■ **Task list**:
1. Revise the passage about the Planet Reimagined fan study from "Planet Reimagined conducted" up to and including "and net zero.", changing "massive" to "large".
2. Summarize the passage about the Planet Reimagined fan study in two sentences.
(Given text)
Planet Reimagined conducted a massive study with partners including Ticketmaster, Live Nation and REVERB that polled 350,000 fans of all music genres and then used the data to build a program around it based on what kind of issues they cared about and how they wanted to take action. Of particular interest, Met noted that the nonprofit figured out a way to put together the program without using words like climate, sustainability and net zero.

“Honestly, nobody gives a shit about any of that stuff,” Met said to laughter. It’s true – nobody gives a shit about climate change, it’s too far away, it’s too existential, it’s like really, 1.5 degrees that we’re supposed to keep our planet to, nobody knows what the means, so we figured out a way to partner with local organizations everywhere to have actions that people are taking on site around food, around transparency, around energy that are hyper local, that are really relevant to their communities.”
(End Given text)
(Information provided)
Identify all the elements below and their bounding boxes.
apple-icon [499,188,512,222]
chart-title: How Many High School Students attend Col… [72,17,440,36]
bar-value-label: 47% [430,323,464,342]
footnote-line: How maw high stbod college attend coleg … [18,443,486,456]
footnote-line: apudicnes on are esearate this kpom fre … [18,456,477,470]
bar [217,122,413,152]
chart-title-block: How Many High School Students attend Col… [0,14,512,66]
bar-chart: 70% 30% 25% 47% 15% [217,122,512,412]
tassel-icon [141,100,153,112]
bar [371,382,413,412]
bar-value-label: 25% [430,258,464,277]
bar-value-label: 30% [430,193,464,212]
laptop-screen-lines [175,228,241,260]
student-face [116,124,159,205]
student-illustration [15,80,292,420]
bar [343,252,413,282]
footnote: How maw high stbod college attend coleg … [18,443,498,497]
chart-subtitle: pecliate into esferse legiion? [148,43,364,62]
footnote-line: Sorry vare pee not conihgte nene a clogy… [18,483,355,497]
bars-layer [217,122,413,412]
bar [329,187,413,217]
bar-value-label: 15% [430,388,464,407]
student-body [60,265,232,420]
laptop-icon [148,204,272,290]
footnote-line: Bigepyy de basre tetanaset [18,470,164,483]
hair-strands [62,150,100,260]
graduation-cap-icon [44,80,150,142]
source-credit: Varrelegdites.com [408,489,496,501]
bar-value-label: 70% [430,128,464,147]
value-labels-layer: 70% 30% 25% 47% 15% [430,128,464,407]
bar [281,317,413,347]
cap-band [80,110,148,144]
(End Information provided)
■ **Responses to the exercise**:
1.
Planet Reimagined conducted a large study with partners including Ticketmaster, Live Nation and REVERB that polled 350,000 fans of all music genres and then used the data to build a program around it based on what kind of issues they cared about and how they wanted to take action. Of particular interest, Met noted that the nonprofit figured out a way to put together the program without using words like climate, sustainability and net zero.

2. Planet Reimagined worked with partners including Ticketmaster, Live Nation and REVERB to poll 350,000 music fans and built a program around the issues they cared about and how they wanted to act, without using words like climate, sustainability and net zero. Met said nobody cares about climate change because it feels too far away and existential, so the nonprofit partnered with local organizations to offer hyper-local on-site actions around food, transparency and energy.